Extrait du texte
Le métavers : un nouvel univers, une nouvelle criminalité !

Colonel Patrick Perrot

Colonel Patrick Perrot

Expert IA & Enjeux de sécurité

Le métavers : un nouvel univers, une nouvelle criminalité !

Récemment, Mark Zuckerberg a placé le métavers au cœur de l’actualité en choisissant de rebaptiser le réseau social Facebook, Meta.

Pourtant, ce concept n’est pas récent, il puise son origine, comme nombre d’innovations, dans la science-fiction, en l’occurrence au sein du roman de Neal Stephanson, le Samouraï virtuel, paru en 1992.

Même si Facebook a ré-actualisé le concept, les mondes virtuels ont, en effet, déjà quelques années d’existence dans le monde réel et nombreux étaient au début des années 2000, les utilisateurs de ces espaces.

Ces derniers se situent en fait, à la croisée des jeux de rôles en ligne massivement multi joueurs et des réseaux sociaux à l’image de Second Life en 2003 ou de World of Warcraft en 2004. 

Plus de 8 millions de comptes payants avaient été ouverts sur World of Warcraft, alors que Second Life rassemblait 4 millions de comptes gratuits, et plus 100.000 comptes payants.

Données de localisation des éléments

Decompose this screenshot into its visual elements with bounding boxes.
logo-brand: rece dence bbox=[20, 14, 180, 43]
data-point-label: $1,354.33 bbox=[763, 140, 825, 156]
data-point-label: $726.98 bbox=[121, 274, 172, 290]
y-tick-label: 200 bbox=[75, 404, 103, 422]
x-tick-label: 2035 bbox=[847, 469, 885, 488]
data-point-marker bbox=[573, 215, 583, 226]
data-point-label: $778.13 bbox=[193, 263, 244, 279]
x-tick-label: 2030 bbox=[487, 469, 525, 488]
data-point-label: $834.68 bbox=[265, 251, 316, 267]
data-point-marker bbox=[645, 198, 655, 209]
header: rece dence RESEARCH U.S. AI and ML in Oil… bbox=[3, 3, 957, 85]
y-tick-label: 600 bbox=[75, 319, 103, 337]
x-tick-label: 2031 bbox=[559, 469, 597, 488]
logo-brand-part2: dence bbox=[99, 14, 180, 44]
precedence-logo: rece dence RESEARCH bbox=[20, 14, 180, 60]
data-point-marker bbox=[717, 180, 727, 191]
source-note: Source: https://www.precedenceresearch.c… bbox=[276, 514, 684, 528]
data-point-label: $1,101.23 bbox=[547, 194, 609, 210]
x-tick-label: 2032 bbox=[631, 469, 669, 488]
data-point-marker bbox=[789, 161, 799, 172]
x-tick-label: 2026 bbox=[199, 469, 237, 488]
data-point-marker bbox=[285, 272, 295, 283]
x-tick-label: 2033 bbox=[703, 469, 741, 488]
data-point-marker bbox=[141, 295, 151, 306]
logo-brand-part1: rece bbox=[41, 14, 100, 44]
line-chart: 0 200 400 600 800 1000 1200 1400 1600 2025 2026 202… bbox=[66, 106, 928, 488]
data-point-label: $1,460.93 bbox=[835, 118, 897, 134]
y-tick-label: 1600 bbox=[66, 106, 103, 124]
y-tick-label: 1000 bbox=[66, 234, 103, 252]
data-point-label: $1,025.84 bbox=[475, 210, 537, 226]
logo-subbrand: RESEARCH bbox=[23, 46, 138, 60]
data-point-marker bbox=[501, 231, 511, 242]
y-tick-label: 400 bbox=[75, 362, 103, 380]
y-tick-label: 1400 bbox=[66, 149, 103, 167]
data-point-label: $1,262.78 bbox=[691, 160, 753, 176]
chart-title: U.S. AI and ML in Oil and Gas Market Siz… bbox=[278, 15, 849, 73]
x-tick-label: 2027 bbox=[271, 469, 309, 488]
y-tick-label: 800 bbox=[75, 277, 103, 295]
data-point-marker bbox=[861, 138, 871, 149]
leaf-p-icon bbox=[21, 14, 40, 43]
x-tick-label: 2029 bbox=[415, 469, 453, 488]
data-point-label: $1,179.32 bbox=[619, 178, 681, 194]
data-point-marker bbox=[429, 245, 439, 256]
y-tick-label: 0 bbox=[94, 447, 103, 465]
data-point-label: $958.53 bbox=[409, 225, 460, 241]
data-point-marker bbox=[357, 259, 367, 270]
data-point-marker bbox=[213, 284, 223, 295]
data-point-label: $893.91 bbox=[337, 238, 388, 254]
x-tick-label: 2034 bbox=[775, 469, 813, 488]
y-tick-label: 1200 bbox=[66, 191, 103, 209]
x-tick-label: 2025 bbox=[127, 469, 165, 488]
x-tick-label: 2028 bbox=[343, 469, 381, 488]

Problème 1
D'après le texte sur le métavers, de quel roman ce concept tire-t-il son origine et en quelle année ce roman est-il paru ?
Problème 2
Rédigez la suite du texte sur le métavers en partant de sa dernière phrase.

Résultat 1
Il tire son origine du roman de Neal Stephanson, le Samouraï virtuel, paru en 1992.

Résultat 2
Toutefois, ces chiffres, quoique conséquents, étaient quelque peu dérisoires face à l’engouement de ces univers en Corée qui dénombrait plus de 60 millions d’inscrits.

Chaque univers disposait de sa propre monnaie, car l’argent constitue, comme dans la réalité, le nerf de la guerre.

Gagner et dépenser de l’argent, même s’il est virtuel, constituaient deux des principales occupations des résidents : plus de 1,5 millions de dollars ont été échangés chaque jour sur Second Life.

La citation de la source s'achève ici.